## TASK
Exactly and only the lines from the line holding "What data populates" to the end of the records should be reproduced. Leave pictures out.

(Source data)
┌──

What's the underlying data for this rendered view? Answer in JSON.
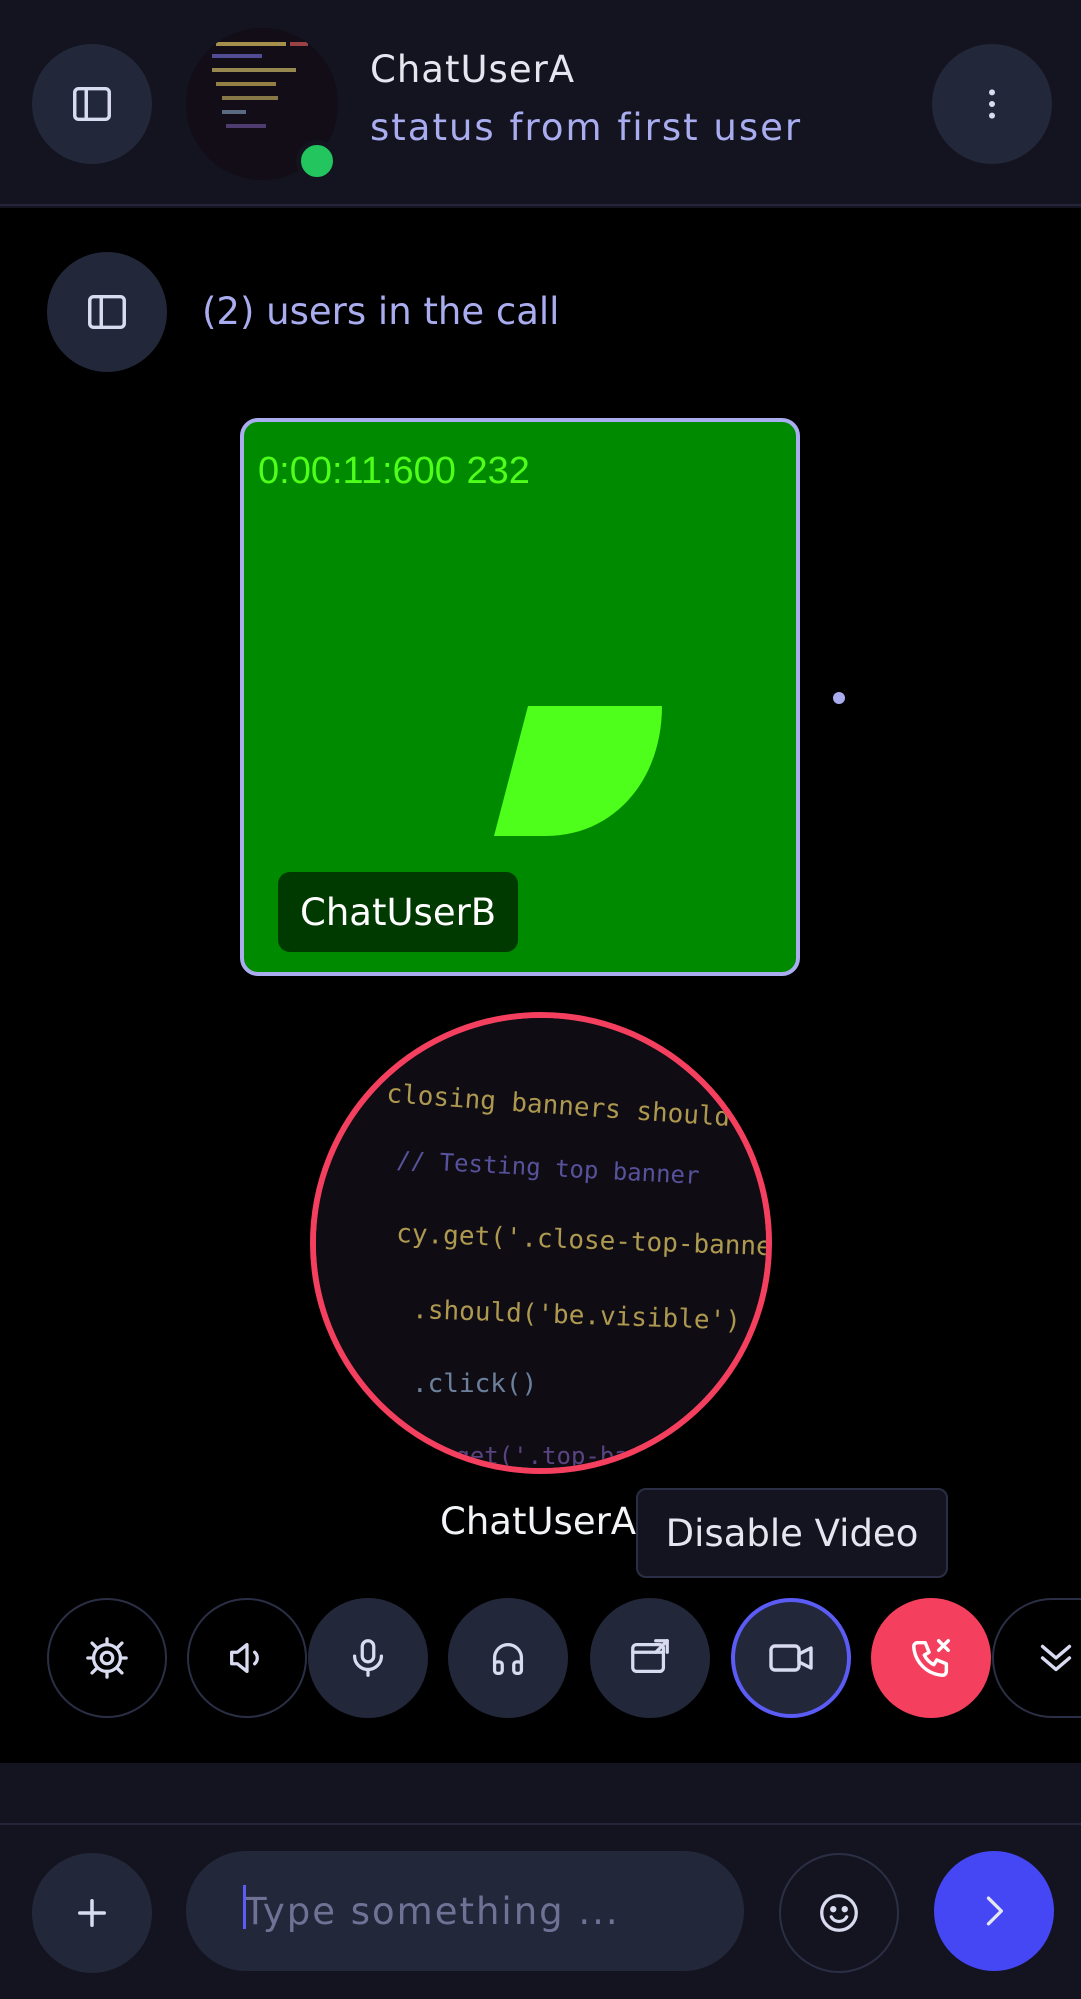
{
  "header": {
    "sidebar_icon": "sidebar-toggle-icon",
    "user_name": "ChatUserA",
    "user_status": "status from first user",
    "more_icon": "more-vertical-icon",
    "online_color": "#22c55e"
  },
  "call": {
    "participants_text": "(2) users in the call",
    "remote": {
      "timer": "0:00:11:600 232",
      "name": "ChatUserB",
      "tile_color": "#008a00"
    },
    "local": {
      "name": "ChatUserA",
      "ring_color": "#f43f5e"
    },
    "tooltip": "Disable Video",
    "controls": [
      {
        "name": "settings",
        "icon": "settings-icon"
      },
      {
        "name": "speaker",
        "icon": "speaker-icon"
      },
      {
        "name": "microphone",
        "icon": "microphone-icon"
      },
      {
        "name": "headphones",
        "icon": "headphones-icon"
      },
      {
        "name": "screen-share",
        "icon": "screen-share-icon"
      },
      {
        "name": "video",
        "icon": "video-camera-icon"
      },
      {
        "name": "hang-up",
        "icon": "phone-hangup-icon"
      },
      {
        "name": "collapse",
        "icon": "chevron-down-icon"
      }
    ]
  },
  "composer": {
    "placeholder": "Type something ...",
    "add_icon": "plus-icon",
    "emoji_icon": "emoji-icon",
    "send_icon": "send-chevron-icon",
    "accent": "#4547f5"
  }
}
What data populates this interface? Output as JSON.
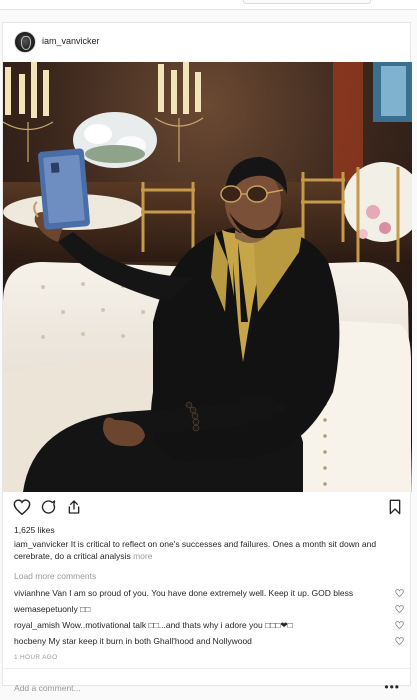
{
  "post": {
    "username": "iam_vanvicker",
    "likes": "1,625 likes",
    "caption": {
      "author": "iam_vanvicker",
      "text": "It is critical to reflect on one's successes and failures. Ones a month sit down and cerebrate, do a critical analysis",
      "more": "more"
    },
    "load_more": "Load more comments",
    "comments": [
      {
        "user": "vivianhne",
        "text": "Van I am so proud of you. You have done extremely well. Keep it up. GOD bless"
      },
      {
        "user": "wemasepetuonly",
        "text": "□□"
      },
      {
        "user": "royal_amish",
        "text": "Wow..motivational talk □□...and thats why i adore you □□□❤□"
      },
      {
        "user": "hocbeny",
        "text": "My star keep it burn in both Ghall'hood and Nollywood"
      }
    ],
    "time": "1 HOUR AGO",
    "add_comment_placeholder": "Add a comment...",
    "options_glyph": "•••"
  },
  "icons": {
    "like": "heart-icon",
    "comment": "comment-icon",
    "share": "share-icon",
    "save": "bookmark-icon",
    "options": "more-options-icon",
    "comment_like": "small-heart-icon"
  },
  "colors": {
    "text": "#262626",
    "muted": "#999999",
    "border": "#e6e6e6",
    "background": "#fafafa"
  }
}
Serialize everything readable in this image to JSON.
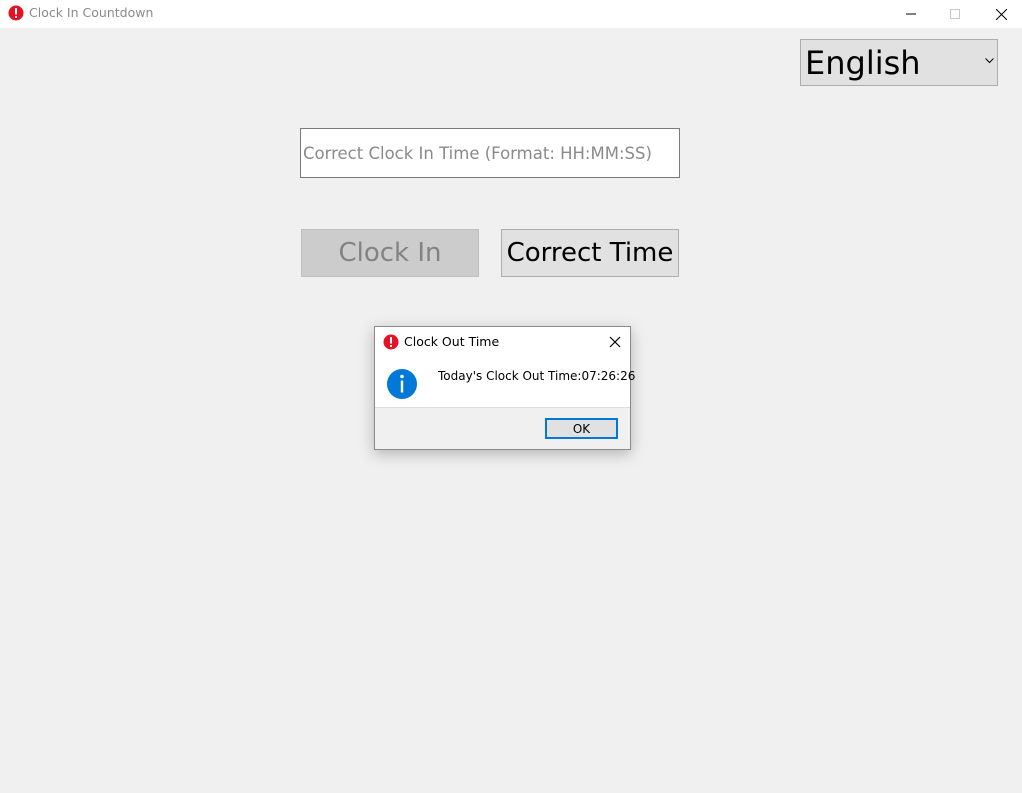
{
  "window": {
    "title": "Clock In Countdown",
    "app_icon": "error-icon"
  },
  "language_select": {
    "selected": "English"
  },
  "time_input": {
    "value": "",
    "placeholder": "Correct Clock In Time (Format: HH:MM:SS)"
  },
  "buttons": {
    "clock_in_label": "Clock In",
    "clock_in_enabled": false,
    "correct_time_label": "Correct Time"
  },
  "dialog": {
    "title": "Clock Out Time",
    "title_icon": "error-icon",
    "body_icon": "info-icon",
    "message": "Today's Clock Out Time:07:26:26",
    "ok_label": "OK"
  },
  "colors": {
    "error_red": "#e81123",
    "info_blue": "#0078d7",
    "focus_blue": "#0078d7"
  }
}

└──

## RESPONSE BELOW
What data populates this interface? Output as JSON.
{
  "post": {
    "username": "iam_vanvicker",
    "likes": "1,625 likes",
    "caption": {
      "author": "iam_vanvicker",
      "text": "It is critical to reflect on one's successes and failures. Ones a month sit down and cerebrate, do a critical analysis",
      "more": "more"
    },
    "load_more": "Load more comments",
    "comments": [
      {
        "user": "vivianhne",
        "text": "Van I am so proud of you. You have done extremely well. Keep it up. GOD bless"
      },
      {
        "user": "wemasepetuonly",
        "text": "□□"
      },
      {
        "user": "royal_amish",
        "text": "Wow..motivational talk □□...and thats why i adore you □□□❤□"
      },
      {
        "user": "hocbeny",
        "text": "My star keep it burn in both Ghall'hood and Nollywood"
      }
    ],
    "time": "1 HOUR AGO",
    "add_comment_placeholder": "Add a comment...",
    "options_glyph": "•••"
  },
  "icons": {
    "like": "heart-icon",
    "comment": "comment-icon",
    "share": "share-icon",
    "save": "bookmark-icon",
    "options": "more-options-icon",
    "comment_like": "small-heart-icon"
  },
  "colors": {
    "text": "#262626",
    "muted": "#999999",
    "border": "#e6e6e6",
    "background": "#fafafa"
  }
}
Serialize everything readable in this image to JSON.
{
  "window": {
    "title": "Clock In Countdown",
    "app_icon": "error-icon"
  },
  "language_select": {
    "selected": "English"
  },
  "time_input": {
    "value": "",
    "placeholder": "Correct Clock In Time (Format: HH:MM:SS)"
  },
  "buttons": {
    "clock_in_label": "Clock In",
    "clock_in_enabled": false,
    "correct_time_label": "Correct Time"
  },
  "dialog": {
    "title": "Clock Out Time",
    "title_icon": "error-icon",
    "body_icon": "info-icon",
    "message": "Today's Clock Out Time:07:26:26",
    "ok_label": "OK"
  },
  "colors": {
    "error_red": "#e81123",
    "info_blue": "#0078d7",
    "focus_blue": "#0078d7"
  }
}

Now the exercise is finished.